(Collected data entries)
────
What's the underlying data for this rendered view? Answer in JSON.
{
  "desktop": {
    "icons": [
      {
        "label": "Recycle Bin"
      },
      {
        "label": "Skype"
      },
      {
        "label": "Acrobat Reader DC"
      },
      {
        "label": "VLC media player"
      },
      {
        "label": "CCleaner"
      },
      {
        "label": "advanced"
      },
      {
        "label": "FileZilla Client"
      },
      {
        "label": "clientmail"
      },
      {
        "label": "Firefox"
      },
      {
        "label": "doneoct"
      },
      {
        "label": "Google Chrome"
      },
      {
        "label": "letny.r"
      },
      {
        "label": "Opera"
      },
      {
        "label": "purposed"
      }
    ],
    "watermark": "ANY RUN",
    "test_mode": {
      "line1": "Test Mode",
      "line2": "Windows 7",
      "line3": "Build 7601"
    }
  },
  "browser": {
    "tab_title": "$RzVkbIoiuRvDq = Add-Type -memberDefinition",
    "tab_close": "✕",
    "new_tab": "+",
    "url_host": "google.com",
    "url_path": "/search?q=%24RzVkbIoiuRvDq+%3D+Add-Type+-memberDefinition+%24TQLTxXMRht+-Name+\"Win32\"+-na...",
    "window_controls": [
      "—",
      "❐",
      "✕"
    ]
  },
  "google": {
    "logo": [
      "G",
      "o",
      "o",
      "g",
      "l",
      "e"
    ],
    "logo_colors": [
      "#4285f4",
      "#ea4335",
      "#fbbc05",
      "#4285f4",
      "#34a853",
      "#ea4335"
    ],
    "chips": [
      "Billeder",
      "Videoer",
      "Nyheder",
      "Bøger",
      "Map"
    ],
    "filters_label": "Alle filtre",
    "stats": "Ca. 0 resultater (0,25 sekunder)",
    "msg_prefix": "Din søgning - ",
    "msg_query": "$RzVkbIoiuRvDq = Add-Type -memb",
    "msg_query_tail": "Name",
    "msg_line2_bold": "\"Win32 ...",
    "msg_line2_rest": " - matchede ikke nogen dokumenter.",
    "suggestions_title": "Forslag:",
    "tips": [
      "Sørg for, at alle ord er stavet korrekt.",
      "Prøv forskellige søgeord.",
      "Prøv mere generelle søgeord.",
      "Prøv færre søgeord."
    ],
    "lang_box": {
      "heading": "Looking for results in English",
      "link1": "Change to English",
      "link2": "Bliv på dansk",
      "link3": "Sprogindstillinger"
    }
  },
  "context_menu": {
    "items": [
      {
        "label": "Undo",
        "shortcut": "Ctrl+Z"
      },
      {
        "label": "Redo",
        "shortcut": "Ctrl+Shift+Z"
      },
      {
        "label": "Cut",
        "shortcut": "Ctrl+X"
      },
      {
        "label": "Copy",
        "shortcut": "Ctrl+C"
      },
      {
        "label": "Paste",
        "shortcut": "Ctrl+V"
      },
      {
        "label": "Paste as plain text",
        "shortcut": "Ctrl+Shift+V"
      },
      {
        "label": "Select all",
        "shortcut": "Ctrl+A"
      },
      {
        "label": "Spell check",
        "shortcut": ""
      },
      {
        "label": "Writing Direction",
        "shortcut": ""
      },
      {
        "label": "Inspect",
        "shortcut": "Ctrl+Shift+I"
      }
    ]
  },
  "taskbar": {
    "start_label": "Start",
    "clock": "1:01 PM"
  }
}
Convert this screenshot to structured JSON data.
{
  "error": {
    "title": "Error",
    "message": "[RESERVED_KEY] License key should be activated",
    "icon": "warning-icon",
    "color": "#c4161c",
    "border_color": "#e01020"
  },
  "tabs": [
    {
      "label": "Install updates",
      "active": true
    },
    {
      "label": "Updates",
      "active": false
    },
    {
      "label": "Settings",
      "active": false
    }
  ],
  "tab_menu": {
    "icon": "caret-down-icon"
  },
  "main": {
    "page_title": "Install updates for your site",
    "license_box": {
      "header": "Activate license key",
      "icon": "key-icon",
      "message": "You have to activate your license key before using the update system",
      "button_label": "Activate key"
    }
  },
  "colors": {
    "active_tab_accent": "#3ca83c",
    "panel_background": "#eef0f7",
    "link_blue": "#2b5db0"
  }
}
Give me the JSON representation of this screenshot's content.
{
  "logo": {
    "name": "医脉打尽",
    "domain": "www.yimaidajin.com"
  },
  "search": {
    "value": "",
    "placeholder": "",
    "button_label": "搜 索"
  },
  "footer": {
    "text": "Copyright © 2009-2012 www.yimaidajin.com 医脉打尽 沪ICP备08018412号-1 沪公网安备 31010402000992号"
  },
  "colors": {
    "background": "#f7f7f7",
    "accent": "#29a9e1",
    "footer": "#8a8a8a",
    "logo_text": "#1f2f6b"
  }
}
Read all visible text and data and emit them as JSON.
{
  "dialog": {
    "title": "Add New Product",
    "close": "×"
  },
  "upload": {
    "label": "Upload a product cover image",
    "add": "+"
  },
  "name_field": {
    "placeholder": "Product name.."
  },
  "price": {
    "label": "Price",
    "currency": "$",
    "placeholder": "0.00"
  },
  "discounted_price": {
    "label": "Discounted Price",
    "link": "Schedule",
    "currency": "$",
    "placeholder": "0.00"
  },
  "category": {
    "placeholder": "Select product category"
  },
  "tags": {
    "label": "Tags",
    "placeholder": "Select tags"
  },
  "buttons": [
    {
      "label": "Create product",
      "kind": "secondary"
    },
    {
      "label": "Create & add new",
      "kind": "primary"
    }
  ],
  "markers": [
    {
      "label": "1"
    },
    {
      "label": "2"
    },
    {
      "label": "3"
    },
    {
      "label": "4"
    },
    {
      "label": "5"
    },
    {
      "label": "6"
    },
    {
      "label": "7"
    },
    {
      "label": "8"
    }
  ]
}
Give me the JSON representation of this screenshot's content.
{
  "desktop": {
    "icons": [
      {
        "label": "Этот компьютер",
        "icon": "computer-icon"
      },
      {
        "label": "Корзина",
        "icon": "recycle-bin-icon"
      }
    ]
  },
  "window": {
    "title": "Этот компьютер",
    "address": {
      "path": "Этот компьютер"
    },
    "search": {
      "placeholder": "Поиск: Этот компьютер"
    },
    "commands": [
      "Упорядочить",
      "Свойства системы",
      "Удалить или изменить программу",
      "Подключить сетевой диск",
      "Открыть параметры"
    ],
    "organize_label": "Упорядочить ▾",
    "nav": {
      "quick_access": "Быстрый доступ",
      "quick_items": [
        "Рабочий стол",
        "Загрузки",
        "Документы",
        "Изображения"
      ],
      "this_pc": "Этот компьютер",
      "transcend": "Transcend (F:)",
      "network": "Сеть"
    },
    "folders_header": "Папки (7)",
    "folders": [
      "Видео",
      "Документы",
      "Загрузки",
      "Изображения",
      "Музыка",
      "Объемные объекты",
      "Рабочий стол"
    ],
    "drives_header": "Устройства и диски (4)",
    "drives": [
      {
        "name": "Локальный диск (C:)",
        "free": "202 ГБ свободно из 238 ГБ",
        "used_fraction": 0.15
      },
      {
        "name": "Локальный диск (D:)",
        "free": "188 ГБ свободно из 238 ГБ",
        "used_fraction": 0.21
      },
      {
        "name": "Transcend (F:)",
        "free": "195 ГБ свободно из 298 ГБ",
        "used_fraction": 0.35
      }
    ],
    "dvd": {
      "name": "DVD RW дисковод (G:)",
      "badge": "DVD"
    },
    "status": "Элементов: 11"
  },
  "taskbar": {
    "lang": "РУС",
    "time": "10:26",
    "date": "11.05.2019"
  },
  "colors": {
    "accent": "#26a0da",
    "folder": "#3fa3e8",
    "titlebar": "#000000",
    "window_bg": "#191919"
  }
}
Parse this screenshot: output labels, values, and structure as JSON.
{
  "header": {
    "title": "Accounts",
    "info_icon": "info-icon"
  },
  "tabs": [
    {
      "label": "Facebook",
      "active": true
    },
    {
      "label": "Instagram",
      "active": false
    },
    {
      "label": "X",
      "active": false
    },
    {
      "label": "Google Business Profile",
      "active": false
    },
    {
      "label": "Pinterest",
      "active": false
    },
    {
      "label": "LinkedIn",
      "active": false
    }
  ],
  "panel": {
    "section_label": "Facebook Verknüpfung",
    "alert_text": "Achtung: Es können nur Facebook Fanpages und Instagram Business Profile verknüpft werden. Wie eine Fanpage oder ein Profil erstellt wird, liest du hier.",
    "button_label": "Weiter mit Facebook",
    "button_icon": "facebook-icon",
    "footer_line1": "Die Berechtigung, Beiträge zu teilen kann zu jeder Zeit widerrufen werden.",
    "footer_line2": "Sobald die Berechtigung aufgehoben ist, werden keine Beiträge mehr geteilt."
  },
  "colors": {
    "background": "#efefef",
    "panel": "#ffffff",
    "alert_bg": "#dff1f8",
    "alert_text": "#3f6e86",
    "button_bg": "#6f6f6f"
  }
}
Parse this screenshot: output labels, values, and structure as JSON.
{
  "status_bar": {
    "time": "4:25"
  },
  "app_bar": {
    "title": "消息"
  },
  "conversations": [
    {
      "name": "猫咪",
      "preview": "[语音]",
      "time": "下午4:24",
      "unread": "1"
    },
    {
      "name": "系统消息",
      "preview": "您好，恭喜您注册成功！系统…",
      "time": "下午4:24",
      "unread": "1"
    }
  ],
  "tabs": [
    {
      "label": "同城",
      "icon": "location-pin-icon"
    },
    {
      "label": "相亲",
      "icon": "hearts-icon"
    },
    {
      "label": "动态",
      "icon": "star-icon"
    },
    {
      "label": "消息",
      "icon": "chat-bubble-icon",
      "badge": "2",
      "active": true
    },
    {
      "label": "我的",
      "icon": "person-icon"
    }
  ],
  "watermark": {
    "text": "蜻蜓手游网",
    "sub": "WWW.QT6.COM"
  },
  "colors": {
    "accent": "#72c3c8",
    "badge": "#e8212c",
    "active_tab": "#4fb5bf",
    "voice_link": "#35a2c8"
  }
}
────
CHALLENGE:
Find the lines above that contain the word "Type" and collect them.

SOLUTION FOR THIS EXERCISE:
    "tab_title": "$RzVkbIoiuRvDq = Add-Type -memberDefinition",
    "url_path": "/search?q=%24RzVkbIoiuRvDq+%3D+Add-Type+-memberDefinition+%24TQLTxXMRht+-Name+\"Win32\"+-na...",
    "msg_query": "$RzVkbIoiuRvDq = Add-Type -memb",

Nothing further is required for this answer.